## [Task to complete]
Write out the entire listing below exactly, with the pictures left out.
-- start Extracted records --
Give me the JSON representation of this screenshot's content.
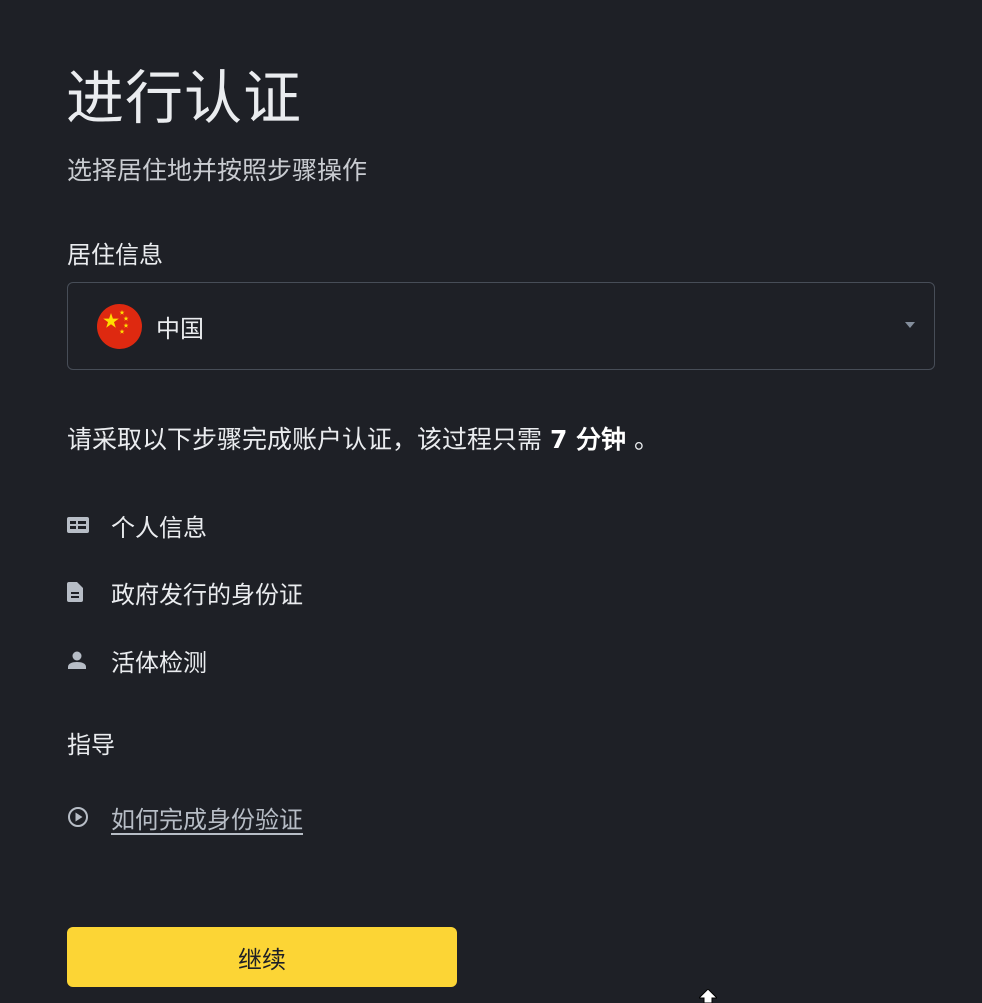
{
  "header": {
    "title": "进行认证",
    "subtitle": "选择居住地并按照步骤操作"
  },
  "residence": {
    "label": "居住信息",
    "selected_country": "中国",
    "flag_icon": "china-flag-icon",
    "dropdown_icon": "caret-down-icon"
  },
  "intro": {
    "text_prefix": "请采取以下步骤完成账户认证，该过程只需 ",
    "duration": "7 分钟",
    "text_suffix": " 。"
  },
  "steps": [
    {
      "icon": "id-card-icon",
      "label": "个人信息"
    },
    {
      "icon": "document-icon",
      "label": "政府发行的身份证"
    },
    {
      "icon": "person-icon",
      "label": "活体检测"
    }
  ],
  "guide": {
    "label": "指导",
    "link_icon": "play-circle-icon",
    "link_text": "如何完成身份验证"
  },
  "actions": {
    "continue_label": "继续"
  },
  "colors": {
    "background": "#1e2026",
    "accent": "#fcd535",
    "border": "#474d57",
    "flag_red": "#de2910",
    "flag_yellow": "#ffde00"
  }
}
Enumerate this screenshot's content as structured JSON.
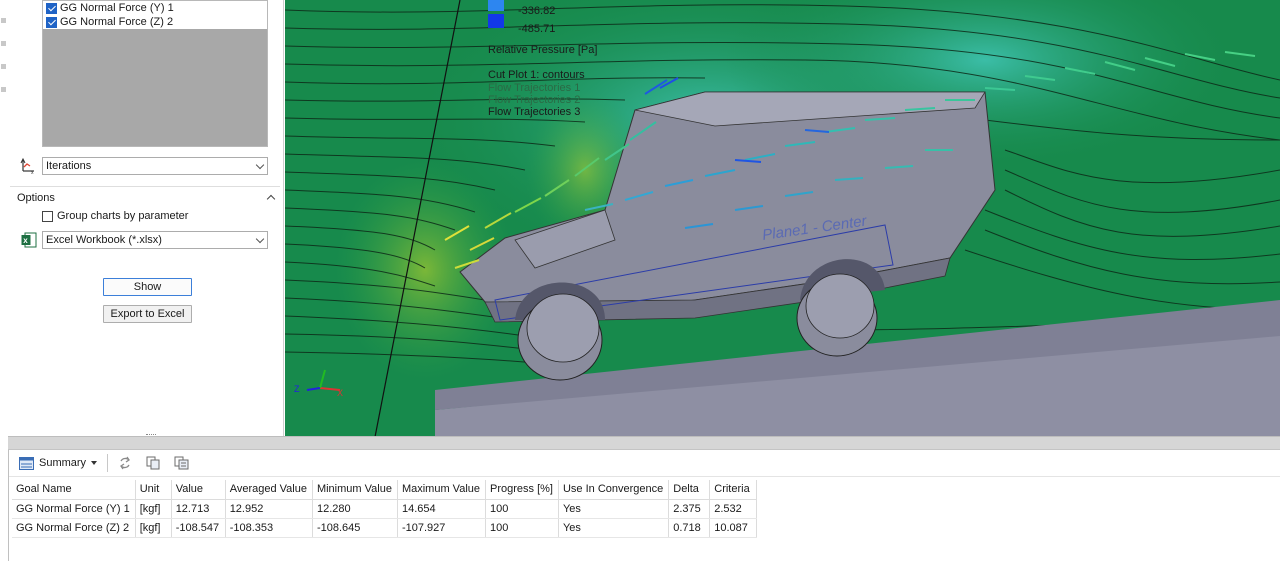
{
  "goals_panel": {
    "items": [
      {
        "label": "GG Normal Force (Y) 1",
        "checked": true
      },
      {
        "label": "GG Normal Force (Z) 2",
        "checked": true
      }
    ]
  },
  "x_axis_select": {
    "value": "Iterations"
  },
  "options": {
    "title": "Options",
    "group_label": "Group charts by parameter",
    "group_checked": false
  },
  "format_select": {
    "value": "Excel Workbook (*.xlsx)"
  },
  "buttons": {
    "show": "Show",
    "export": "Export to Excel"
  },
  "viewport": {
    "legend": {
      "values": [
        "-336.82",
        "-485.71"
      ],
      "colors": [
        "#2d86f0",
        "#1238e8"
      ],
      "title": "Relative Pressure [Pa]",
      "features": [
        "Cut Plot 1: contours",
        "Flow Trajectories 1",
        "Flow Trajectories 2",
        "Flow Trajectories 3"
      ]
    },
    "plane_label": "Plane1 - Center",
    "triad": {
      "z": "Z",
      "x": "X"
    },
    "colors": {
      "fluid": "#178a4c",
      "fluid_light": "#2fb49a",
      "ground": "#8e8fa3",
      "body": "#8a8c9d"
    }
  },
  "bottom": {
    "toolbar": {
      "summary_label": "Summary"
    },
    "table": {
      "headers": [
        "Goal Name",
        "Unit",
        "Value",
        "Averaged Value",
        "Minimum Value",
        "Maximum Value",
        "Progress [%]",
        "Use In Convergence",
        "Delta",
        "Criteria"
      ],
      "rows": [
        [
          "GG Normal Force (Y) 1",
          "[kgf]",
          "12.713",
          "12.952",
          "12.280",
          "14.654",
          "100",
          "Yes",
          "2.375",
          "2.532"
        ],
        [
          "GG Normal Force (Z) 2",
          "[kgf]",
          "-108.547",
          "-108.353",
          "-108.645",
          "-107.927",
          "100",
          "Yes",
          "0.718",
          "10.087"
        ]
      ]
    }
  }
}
-- end Extracted records --
## [Correct answer]
Give me the JSON representation of this screenshot's content.
{
  "header": {
    "title": "进行认证",
    "subtitle": "选择居住地并按照步骤操作"
  },
  "residence": {
    "label": "居住信息",
    "selected_country": "中国",
    "flag_icon": "china-flag-icon",
    "dropdown_icon": "caret-down-icon"
  },
  "intro": {
    "text_prefix": "请采取以下步骤完成账户认证，该过程只需 ",
    "duration": "7 分钟",
    "text_suffix": " 。"
  },
  "steps": [
    {
      "icon": "id-card-icon",
      "label": "个人信息"
    },
    {
      "icon": "document-icon",
      "label": "政府发行的身份证"
    },
    {
      "icon": "person-icon",
      "label": "活体检测"
    }
  ],
  "guide": {
    "label": "指导",
    "link_icon": "play-circle-icon",
    "link_text": "如何完成身份验证"
  },
  "actions": {
    "continue_label": "继续"
  },
  "colors": {
    "background": "#1e2026",
    "accent": "#fcd535",
    "border": "#474d57",
    "flag_red": "#de2910",
    "flag_yellow": "#ffde00"
  }
}
Enumerate this screenshot's content as structured JSON.
{
  "goals_panel": {
    "items": [
      {
        "label": "GG Normal Force (Y) 1",
        "checked": true
      },
      {
        "label": "GG Normal Force (Z) 2",
        "checked": true
      }
    ]
  },
  "x_axis_select": {
    "value": "Iterations"
  },
  "options": {
    "title": "Options",
    "group_label": "Group charts by parameter",
    "group_checked": false
  },
  "format_select": {
    "value": "Excel Workbook (*.xlsx)"
  },
  "buttons": {
    "show": "Show",
    "export": "Export to Excel"
  },
  "viewport": {
    "legend": {
      "values": [
        "-336.82",
        "-485.71"
      ],
      "colors": [
        "#2d86f0",
        "#1238e8"
      ],
      "title": "Relative Pressure [Pa]",
      "features": [
        "Cut Plot 1: contours",
        "Flow Trajectories 1",
        "Flow Trajectories 2",
        "Flow Trajectories 3"
      ]
    },
    "plane_label": "Plane1 - Center",
    "triad": {
      "z": "Z",
      "x": "X"
    },
    "colors": {
      "fluid": "#178a4c",
      "fluid_light": "#2fb49a",
      "ground": "#8e8fa3",
      "body": "#8a8c9d"
    }
  },
  "bottom": {
    "toolbar": {
      "summary_label": "Summary"
    },
    "table": {
      "headers": [
        "Goal Name",
        "Unit",
        "Value",
        "Averaged Value",
        "Minimum Value",
        "Maximum Value",
        "Progress [%]",
        "Use In Convergence",
        "Delta",
        "Criteria"
      ],
      "rows": [
        [
          "GG Normal Force (Y) 1",
          "[kgf]",
          "12.713",
          "12.952",
          "12.280",
          "14.654",
          "100",
          "Yes",
          "2.375",
          "2.532"
        ],
        [
          "GG Normal Force (Z) 2",
          "[kgf]",
          "-108.547",
          "-108.353",
          "-108.645",
          "-107.927",
          "100",
          "Yes",
          "0.718",
          "10.087"
        ]
      ]
    }
  }
}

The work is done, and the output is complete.